- [GIVEN PROBLEM]:
From the entries below, count every line that contains the word "skoleår". Please give the number and nothing else.

>> begin RECORDS FOR THE EXERCISE

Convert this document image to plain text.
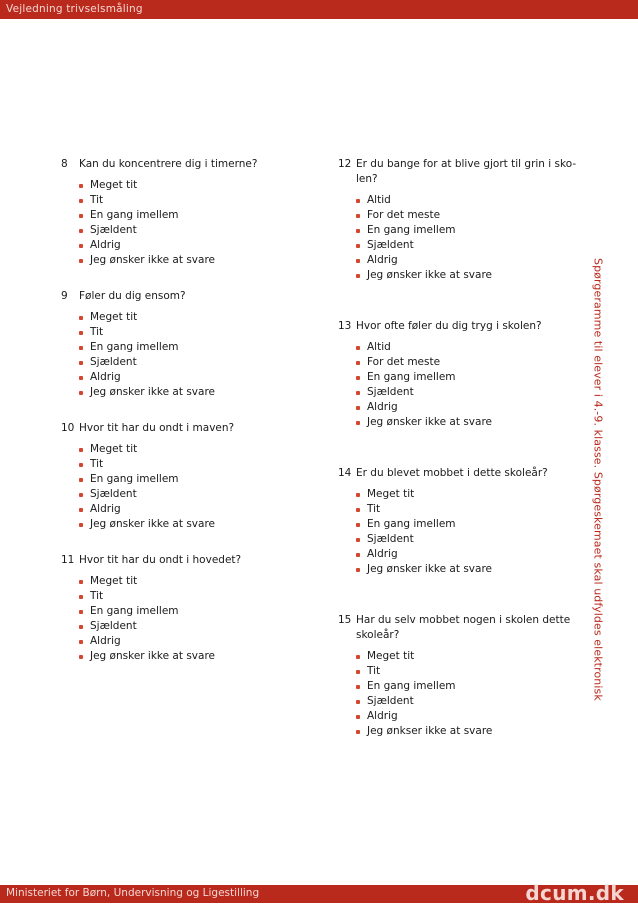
Vejledning trivselsmåling
Spørgeramme til elever i 4.-9. klasse. Spørgeskemaet skal udfyldes elektronisk
8	Kan du koncentrere dig i timerne?
Meget tit
Tit
En gang imellem
Sjældent
Aldrig
Jeg ønsker ikke at svare
9	Føler du dig ensom?
Meget tit
Tit
En gang imellem
Sjældent
Aldrig
Jeg ønsker ikke at svare
10 Hvor tit har du ondt i maven?
Meget tit
Tit
En gang imellem
Sjældent
Aldrig
Jeg ønsker ikke at svare
11 Hvor tit har du ondt i hovedet?
Meget tit
Tit
En gang imellem
Sjældent
Aldrig
Jeg ønsker ikke at svare
12 Er du bange for at blive gjort til grin i sko-len?
Altid
For det meste
En gang imellem
Sjældent
Aldrig
Jeg ønsker ikke at svare
13 Hvor ofte føler du dig tryg i skolen?
Altid
For det meste
En gang imellem
Sjældent
Aldrig
Jeg ønsker ikke at svare
14 Er du blevet mobbet i dette skoleår?
Meget tit
Tit
En gang imellem
Sjældent
Aldrig
Jeg ønsker ikke at svare
15 Har du selv mobbet nogen i skolen dette skoleår?
Meget tit
Tit
En gang imellem
Sjældent
Aldrig
Jeg ønkser ikke at svare
Ministeriet for Børn, Undervisning og Ligestilling	dcum.dk
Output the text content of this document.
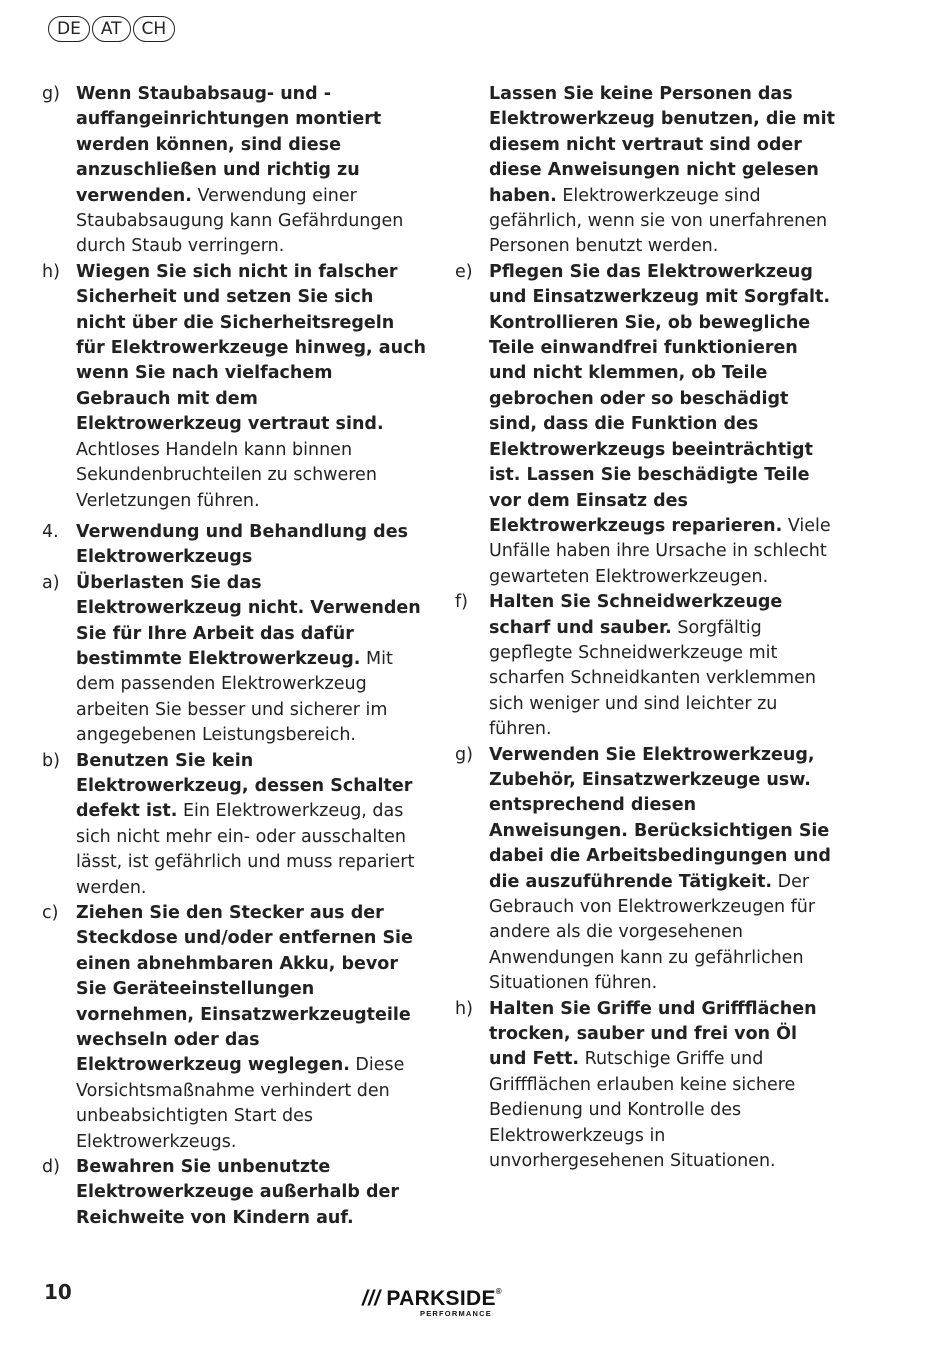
DE	AT	CH
g) Wenn Staubabsaug- und -auffangeinrichtungen montiert werden können, sind diese anzuschließen und richtig zu verwenden. Verwendung einer Staubabsaugung kann Gefährdungen durch Staub verringern.
h) Wiegen Sie sich nicht in falscher Sicherheit und setzen Sie sich nicht über die Sicherheitsregeln für Elektrowerkzeuge hinweg, auch wenn Sie nach vielfachem Gebrauch mit dem Elektrowerkzeug vertraut sind. Achtloses Handeln kann binnen Sekundenbruchteilen zu schweren Verletzungen führen.
4. Verwendung und Behandlung des Elektrowerkzeugs
a) Überlasten Sie das Elektrowerkzeug nicht. Verwenden Sie für Ihre Arbeit das dafür bestimmte Elektrowerkzeug. Mit dem passenden Elektrowerkzeug arbeiten Sie besser und sicherer im angegebenen Leistungsbereich.
b) Benutzen Sie kein Elektrowerkzeug, dessen Schalter defekt ist. Ein Elektrowerkzeug, das sich nicht mehr ein- oder ausschalten lässt, ist gefährlich und muss repariert werden.
c)	Ziehen Sie den Stecker aus der Steckdose und/oder entfernen Sie einen abnehmbaren Akku, bevor Sie Geräteeinstellungen vornehmen, Einsatzwerkzeugteile wechseln oder das Elektrowerkzeug weglegen. Diese Vorsichtsmaßnahme verhindert den unbeabsichtigten Start des Elektrowerkzeugs.
d) Bewahren Sie unbenutzte Elektrowerkzeuge außerhalb der Reichweite von Kindern auf.
Lassen Sie keine Personen das Elektrowerkzeug benutzen, die mit diesem nicht vertraut sind oder diese Anweisungen nicht gelesen haben. Elektrowerkzeuge sind gefährlich, wenn sie von unerfahrenen Personen benutzt werden.
e) Pflegen Sie das Elektrowerkzeug und Einsatzwerkzeug mit Sorgfalt. Kontrollieren Sie, ob bewegliche Teile einwandfrei funktionieren und nicht klemmen, ob Teile gebrochen oder so beschädigt sind, dass die Funktion des Elektrowerkzeugs beeinträchtigt ist. Lassen Sie beschädigte Teile vor dem Einsatz des Elektrowerkzeugs reparieren. Viele Unfälle haben ihre Ursache in schlecht gewarteten Elektrowerkzeugen.
f)	Halten Sie Schneidwerkzeuge scharf und sauber. Sorgfältig gepflegte Schneidwerkzeuge mit scharfen Schneidkanten verklemmen sich weniger und sind leichter zu führen.
g) Verwenden Sie Elektrowerkzeug, Zubehör, Einsatzwerkzeuge usw. entsprechend diesen Anweisungen. Berücksichtigen Sie dabei die Arbeitsbedingungen und die auszuführende Tätigkeit. Der Gebrauch von Elektrowerkzeugen für andere als die vorgesehenen Anwendungen kann zu gefährlichen Situationen führen.
h) Halten Sie Griffe und Griffflächen trocken, sauber und frei von Öl und Fett. Rutschige Griffe und Griffflächen erlauben keine sichere Bedienung und Kontrolle des Elektrowerkzeugs in unvorhergesehenen Situationen.
10	/// PARKSIDE®
PERFORMANCE
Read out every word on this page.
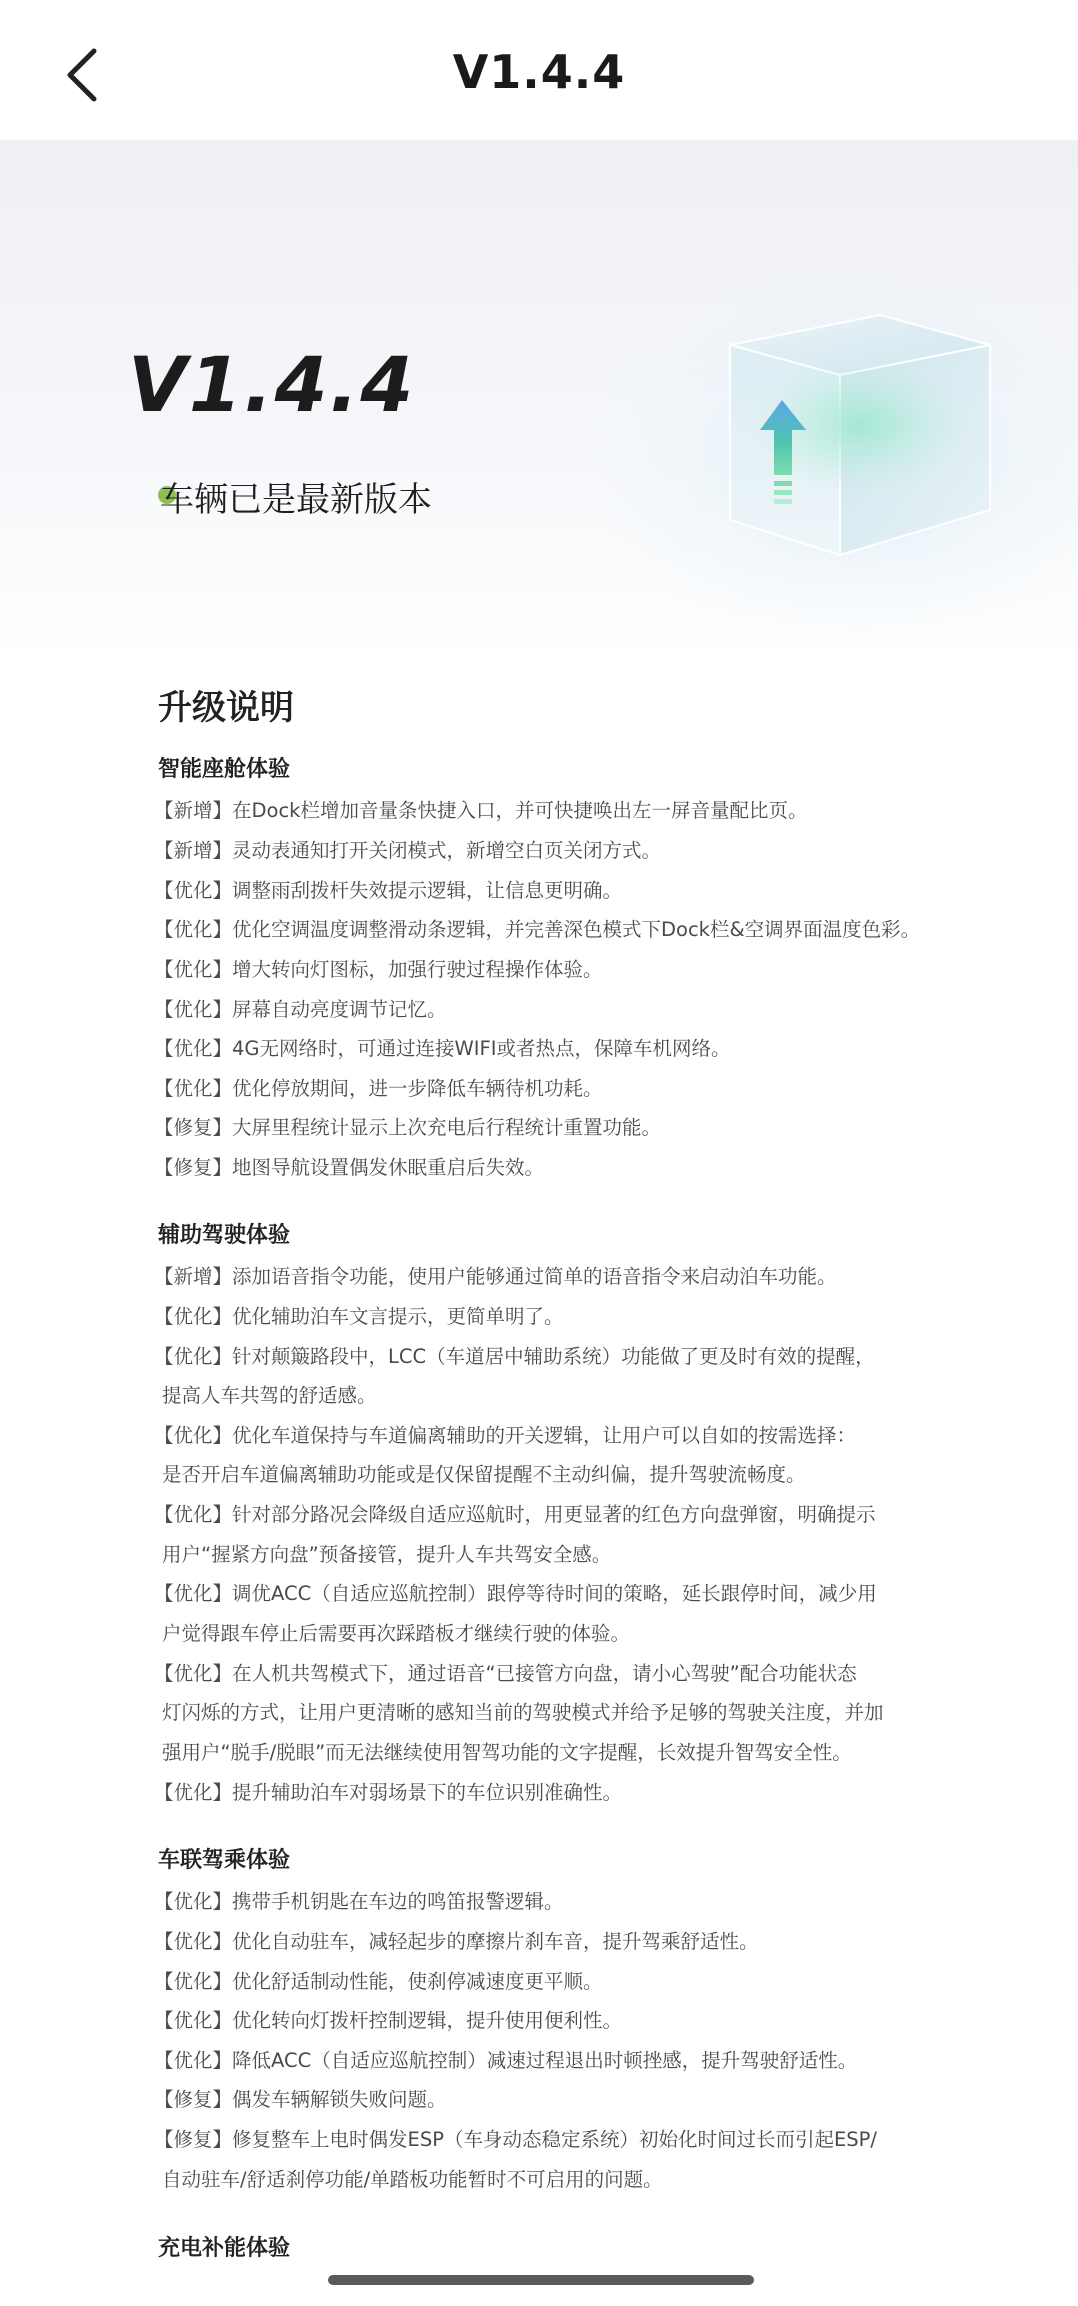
V1.4.4
V1.4.4
车辆已是最新版本
升级说明
智能座舱体验
【新增】在Dock栏增加音量条快捷入口，并可快捷唤出左一屏音量配比页。
【新增】灵动表通知打开关闭模式，新增空白页关闭方式。
【优化】调整雨刮拨杆失效提示逻辑，让信息更明确。
【优化】优化空调温度调整滑动条逻辑，并完善深色模式下Dock栏&空调界面温度色彩。
【优化】增大转向灯图标，加强行驶过程操作体验。
【优化】屏幕自动亮度调节记忆。
【优化】4G无网络时，可通过连接WIFI或者热点，保障车机网络。
【优化】优化停放期间，进一步降低车辆待机功耗。
【修复】大屏里程统计显示上次充电后行程统计重置功能。
【修复】地图导航设置偶发休眠重启后失效。
辅助驾驶体验
【新增】添加语音指令功能，使用户能够通过简单的语音指令来启动泊车功能。
【优化】优化辅助泊车文言提示，更简单明了。
【优化】针对颠簸路段中，LCC（车道居中辅助系统）功能做了更及时有效的提醒，
提高人车共驾的舒适感。
【优化】优化车道保持与车道偏离辅助的开关逻辑，让用户可以自如的按需选择：
是否开启车道偏离辅助功能或是仅保留提醒不主动纠偏，提升驾驶流畅度。
【优化】针对部分路况会降级自适应巡航时，用更显著的红色方向盘弹窗，明确提示
用户“握紧方向盘”预备接管，提升人车共驾安全感。
【优化】调优ACC（自适应巡航控制）跟停等待时间的策略，延长跟停时间，减少用
户觉得跟车停止后需要再次踩踏板才继续行驶的体验。
【优化】在人机共驾模式下，通过语音“已接管方向盘，请小心驾驶”配合功能状态
灯闪烁的方式，让用户更清晰的感知当前的驾驶模式并给予足够的驾驶关注度，并加
强用户“脱手/脱眼”而无法继续使用智驾功能的文字提醒，长效提升智驾安全性。
【优化】提升辅助泊车对弱场景下的车位识别准确性。
车联驾乘体验
【优化】携带手机钥匙在车边的鸣笛报警逻辑。
【优化】优化自动驻车，减轻起步的摩擦片刹车音，提升驾乘舒适性。
【优化】优化舒适制动性能，使刹停减速度更平顺。
【优化】优化转向灯拨杆控制逻辑，提升使用便利性。
【优化】降低ACC（自适应巡航控制）减速过程退出时顿挫感，提升驾驶舒适性。
【修复】偶发车辆解锁失败问题。
【修复】修复整车上电时偶发ESP（车身动态稳定系统）初始化时间过长而引起ESP/
自动驻车/舒适刹停功能/单踏板功能暂时不可启用的问题。
充电补能体验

>> end RECORDS FOR THE EXERCISE

- [ANSWER TO THE TASK]:
2